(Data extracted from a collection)

** begin **

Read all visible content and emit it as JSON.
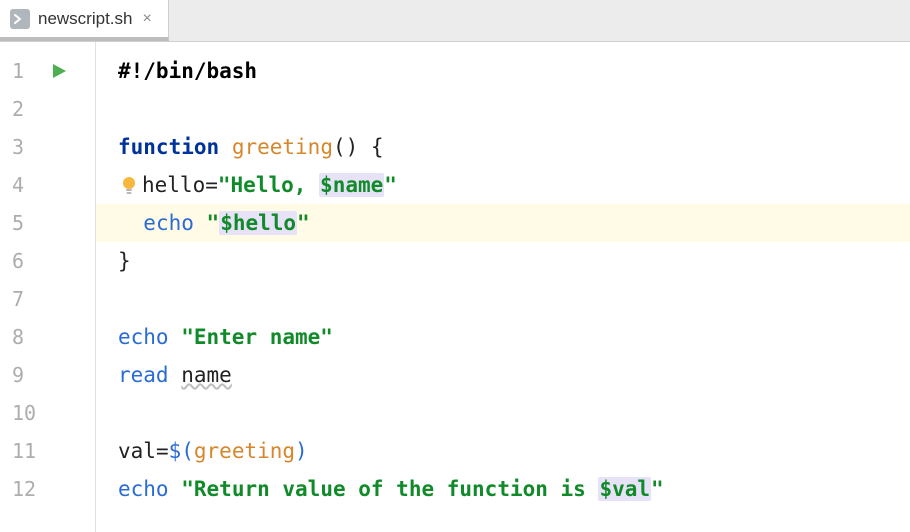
{
  "tab": {
    "filename": "newscript.sh",
    "close_glyph": "×"
  },
  "gutter": {
    "lines": [
      "1",
      "2",
      "3",
      "4",
      "5",
      "6",
      "7",
      "8",
      "9",
      "10",
      "11",
      "12"
    ],
    "run_on_line": 1
  },
  "editor": {
    "highlighted_line": 5
  },
  "code": {
    "l1": {
      "shebang": "#!/bin/bash"
    },
    "l3": {
      "kw": "function",
      "sp": " ",
      "fn": "greeting",
      "rest": "() {"
    },
    "l4": {
      "assign_left": "hello",
      "eq": "=",
      "str_open": "\"",
      "str_a": "Hello, ",
      "var": "$name",
      "str_close": "\""
    },
    "l5": {
      "indent": "  ",
      "echo": "echo",
      "sp": " ",
      "str_open": "\"",
      "var": "$hello",
      "str_close": "\""
    },
    "l6": {
      "brace": "}"
    },
    "l8": {
      "echo": "echo",
      "sp": " ",
      "str": "\"Enter name\""
    },
    "l9": {
      "read": "read",
      "sp": " ",
      "name": "name"
    },
    "l11": {
      "lhs": "val",
      "eq": "=",
      "sub_open": "$(",
      "call": "greeting",
      "sub_close": ")"
    },
    "l12": {
      "echo": "echo",
      "sp": " ",
      "str_open": "\"",
      "str_a": "Return value of the function is ",
      "var": "$val",
      "str_close": "\""
    }
  },
  "icons": {
    "run": "run-icon",
    "bulb": "intention-bulb-icon",
    "file": "shell-file-icon",
    "close": "close-icon"
  }
}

** end **

### Request
Print all entries exactly. The images do not belong in the copy.

### Answer
Read all visible content and emit it as JSON.
{
  "tab": {
    "filename": "newscript.sh",
    "close_glyph": "×"
  },
  "gutter": {
    "lines": [
      "1",
      "2",
      "3",
      "4",
      "5",
      "6",
      "7",
      "8",
      "9",
      "10",
      "11",
      "12"
    ],
    "run_on_line": 1
  },
  "editor": {
    "highlighted_line": 5
  },
  "code": {
    "l1": {
      "shebang": "#!/bin/bash"
    },
    "l3": {
      "kw": "function",
      "sp": " ",
      "fn": "greeting",
      "rest": "() {"
    },
    "l4": {
      "assign_left": "hello",
      "eq": "=",
      "str_open": "\"",
      "str_a": "Hello, ",
      "var": "$name",
      "str_close": "\""
    },
    "l5": {
      "indent": "  ",
      "echo": "echo",
      "sp": " ",
      "str_open": "\"",
      "var": "$hello",
      "str_close": "\""
    },
    "l6": {
      "brace": "}"
    },
    "l8": {
      "echo": "echo",
      "sp": " ",
      "str": "\"Enter name\""
    },
    "l9": {
      "read": "read",
      "sp": " ",
      "name": "name"
    },
    "l11": {
      "lhs": "val",
      "eq": "=",
      "sub_open": "$(",
      "call": "greeting",
      "sub_close": ")"
    },
    "l12": {
      "echo": "echo",
      "sp": " ",
      "str_open": "\"",
      "str_a": "Return value of the function is ",
      "var": "$val",
      "str_close": "\""
    }
  },
  "icons": {
    "run": "run-icon",
    "bulb": "intention-bulb-icon",
    "file": "shell-file-icon",
    "close": "close-icon"
  }
}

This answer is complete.